**Set problem:** Count the lines in the entries below that include the word "сумму". Give nothing but the number.

....................

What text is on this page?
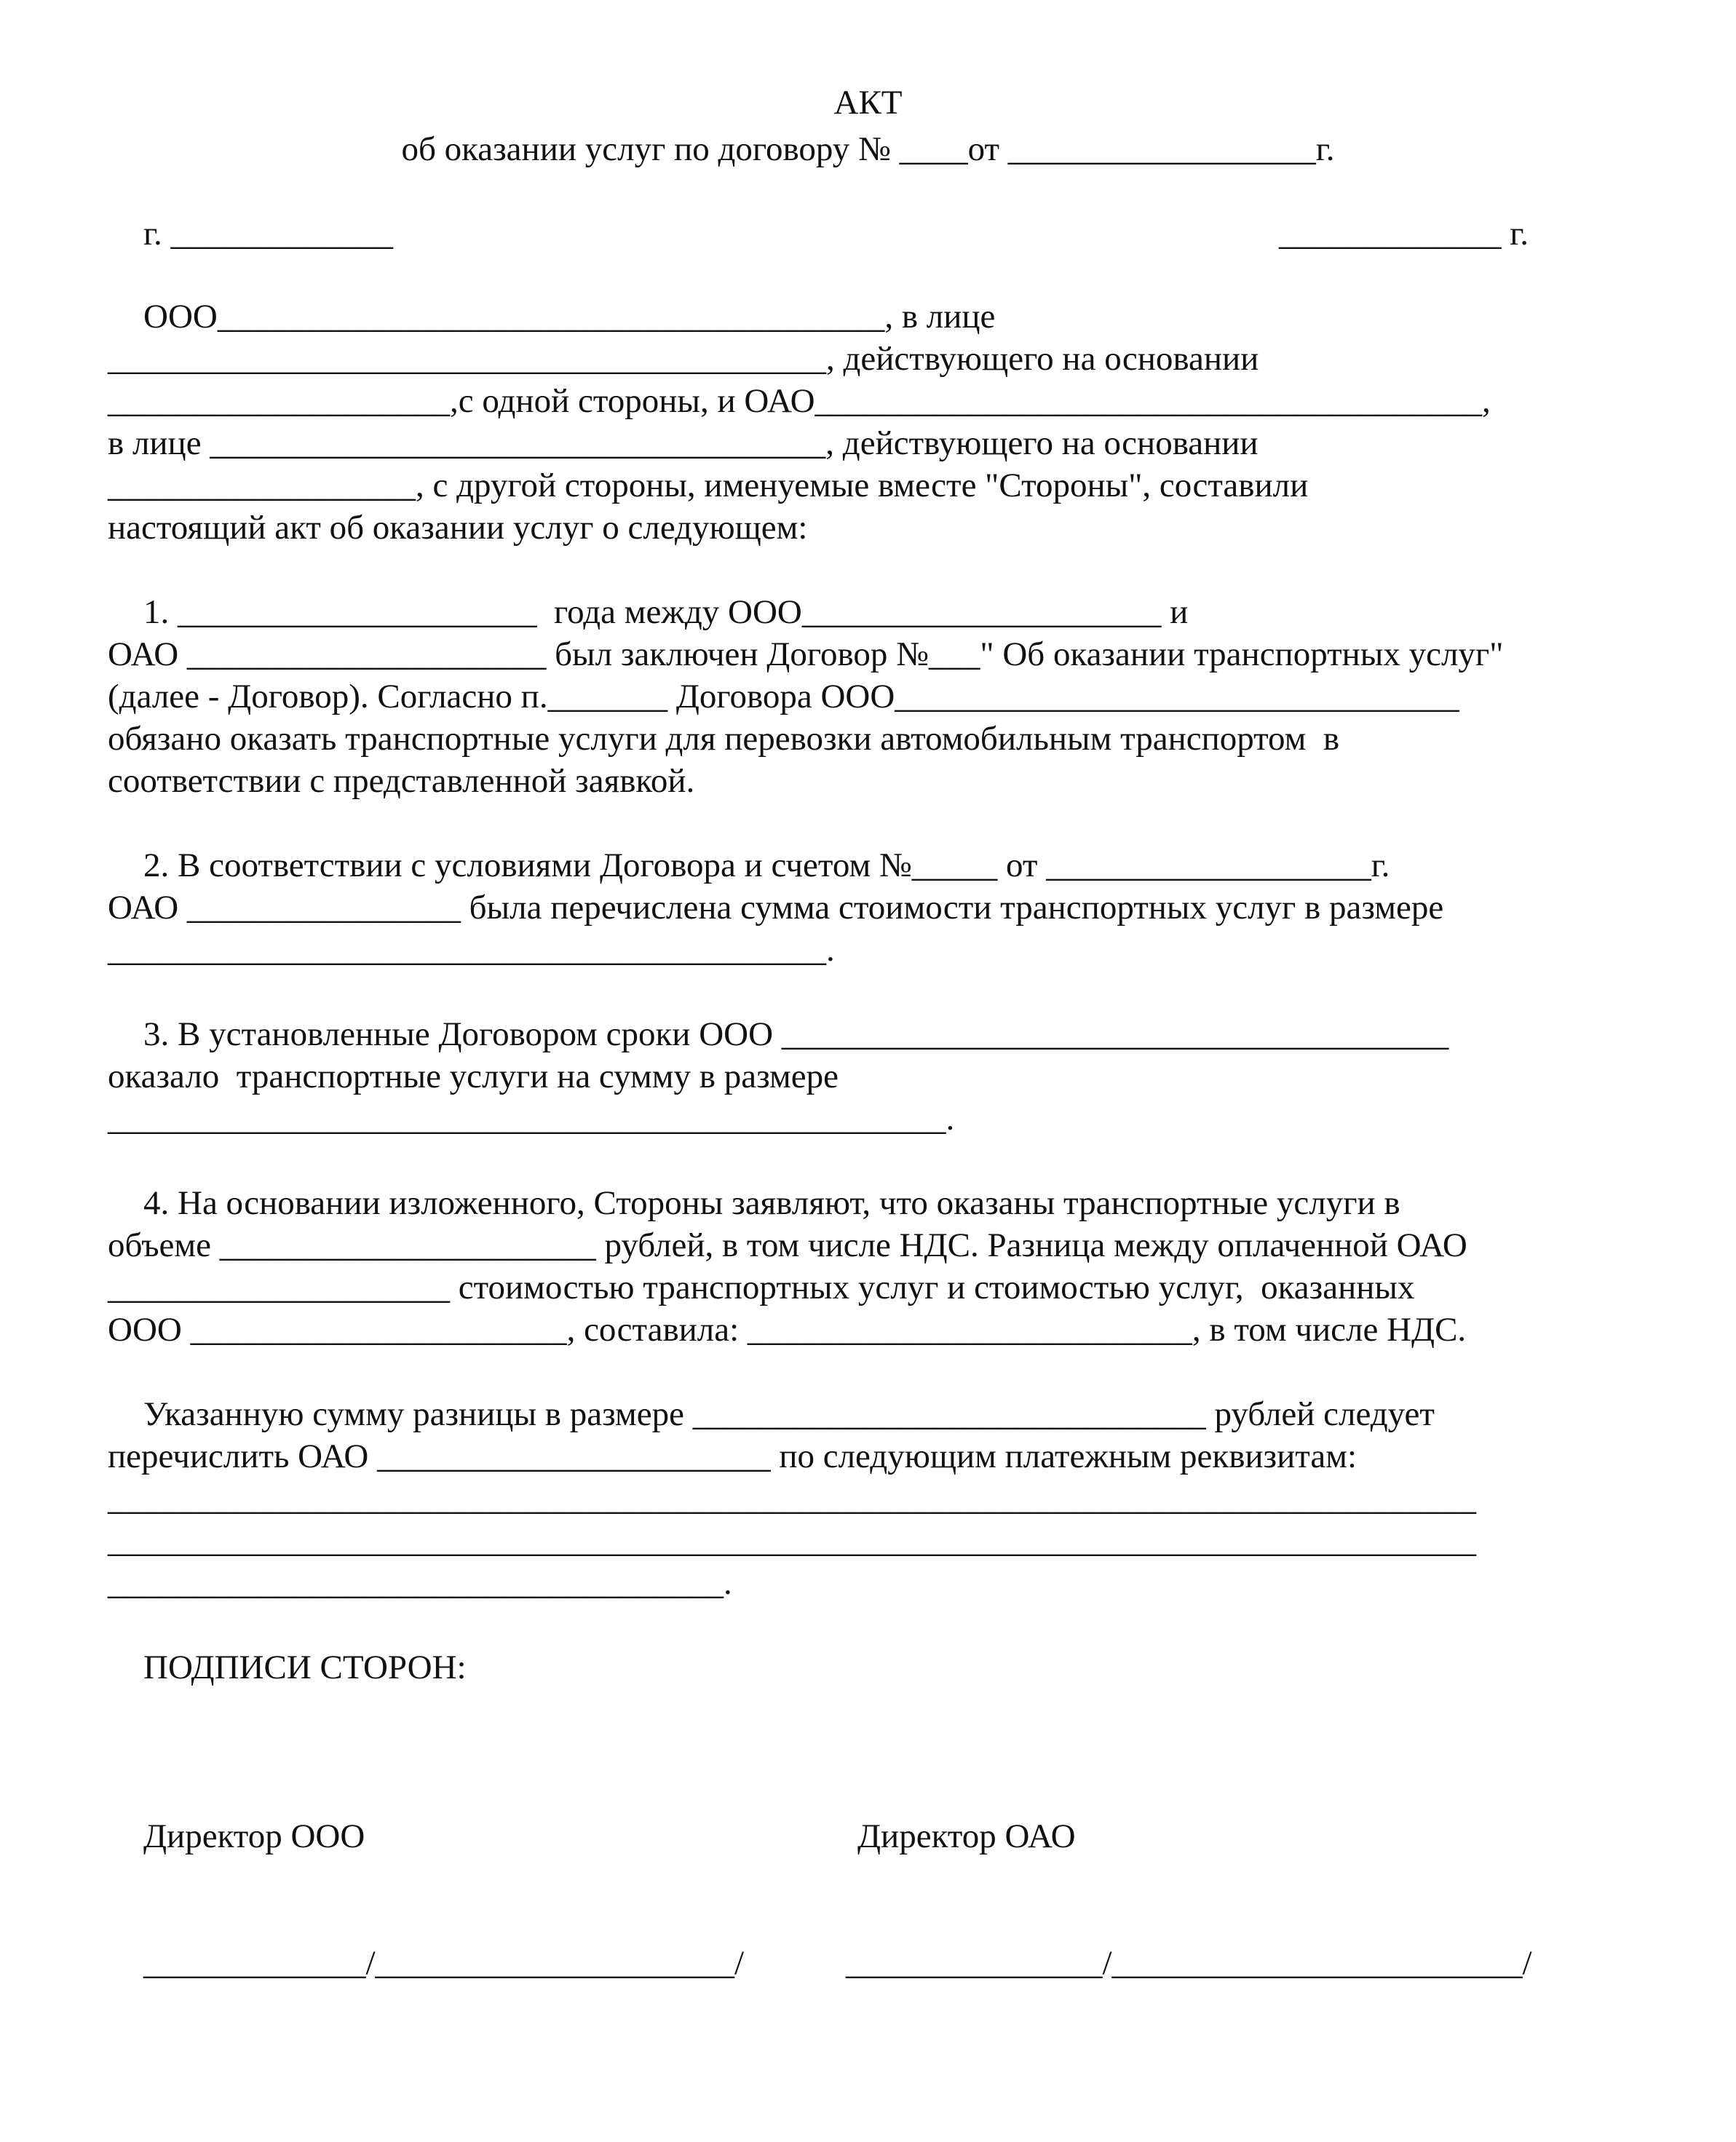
АКТ
об оказании услуг по договору № ____от __________________г.
г. _____________	_____________ г.
ООО_______________________________________, в лице
__________________________________________, действующего на основании
____________________,с одной стороны, и ОАО_______________________________________,
в лице ____________________________________, действующего на основании
__________________, с другой стороны, именуемые вместе "Стороны", составили
настоящий акт об оказании услуг о следующем:
1. _____________________  года между ООО_____________________ и
ОАО _____________________ был заключен Договор №___" Об оказании транспортных услуг"
(далее - Договор). Согласно п._______ Договора ООО_________________________________
обязано оказать транспортные услуги для перевозки автомобильным транспортом  в
соответствии с представленной заявкой.
2. В соответствии с условиями Договора и счетом №_____ от ___________________г.
ОАО ________________ была перечислена сумма стоимости транспортных услуг в размере
__________________________________________.
3. В установленные Договором сроки ООО _______________________________________
оказало  транспортные услуги на сумму в размере
_________________________________________________.
4. На основании изложенного, Стороны заявляют, что оказаны транспортные услуги в
объеме ______________________ рублей, в том числе НДС. Разница между оплаченной ОАО
____________________ стоимостью транспортных услуг и стоимостью услуг,  оказанных
ООО ______________________, составила: __________________________, в том числе НДС.
Указанную сумму разницы в размере ______________________________ рублей следует
перечислить ОАО _______________________ по следующим платежным реквизитам:
________________________________________________________________________________
________________________________________________________________________________
____________________________________.
ПОДПИСИ СТОРОН:
Директор ООО	Директор ОАО
_____________/_____________________/	_______________/________________________/
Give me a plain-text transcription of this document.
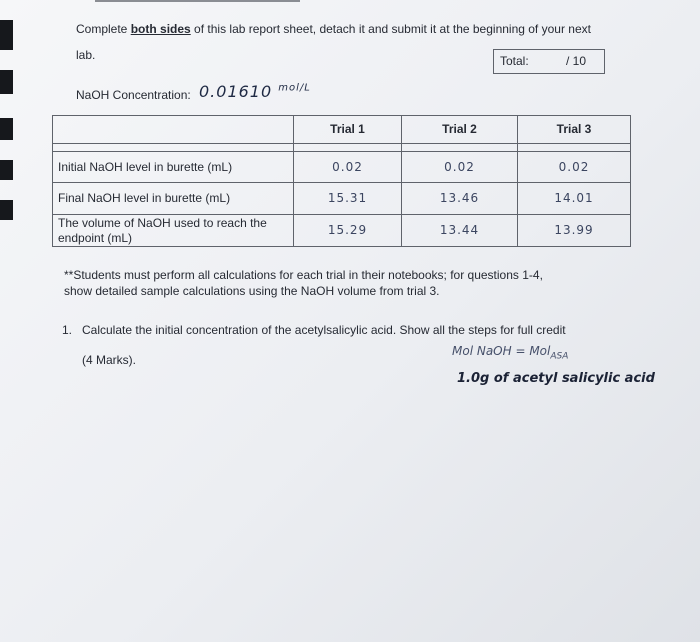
Complete both sides of this lab report sheet, detach it and submit it at the beginning of your next
lab.	Total:	/ 10
NaOH Concentration: 0.01610 $^{mol/L}$
	Trial 1	Trial 2	Trial 3

Initial NaOH level in burette (mL)	0.02	0.02	0.02
Final NaOH level in burette (mL)	15.31	13.46	14.01
The volume of NaOH used to reach the
endpoint (mL)	15.29	13.44	13.99
**Students must perform all calculations for each trial in their notebooks; for questions 1-4,
show detailed sample calculations using the NaOH volume from trial 3.
1. Calculate the initial concentration of the acetylsalicylic acid. Show all the steps for full credit
(4 Marks).
Mol NaOH = Mol$_{ASA}$
1.0g of acetyl salicylic acid
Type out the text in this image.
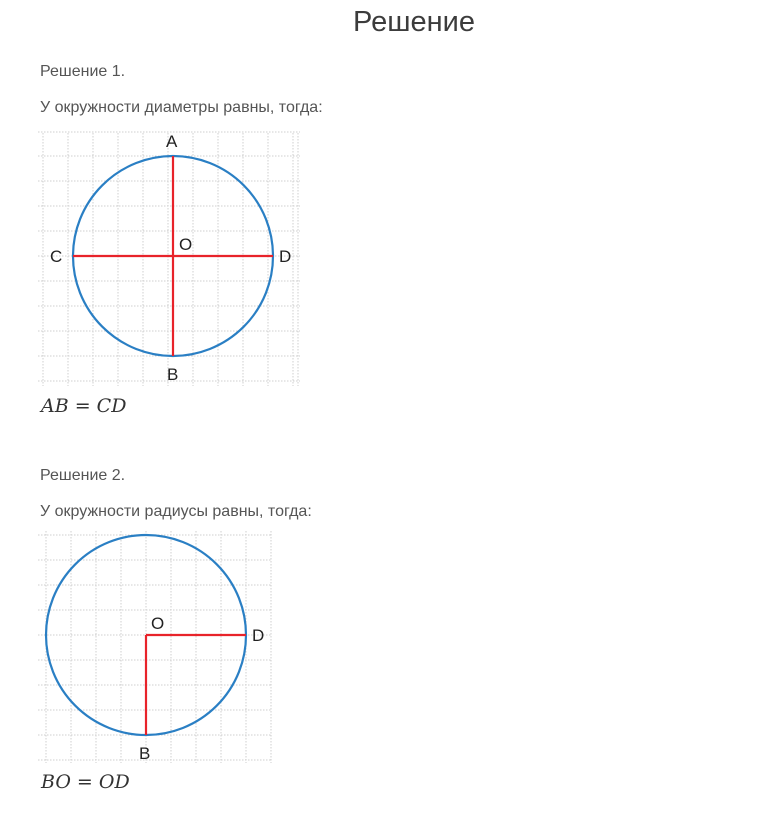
Решение
Решение 1.
У окружности диаметры равны, тогда:
A
B
C	D
O
AB = CD
Решение 2.
У окружности радиусы равны, тогда:
O
D
B
BO = OD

....................

**Right answer:** 2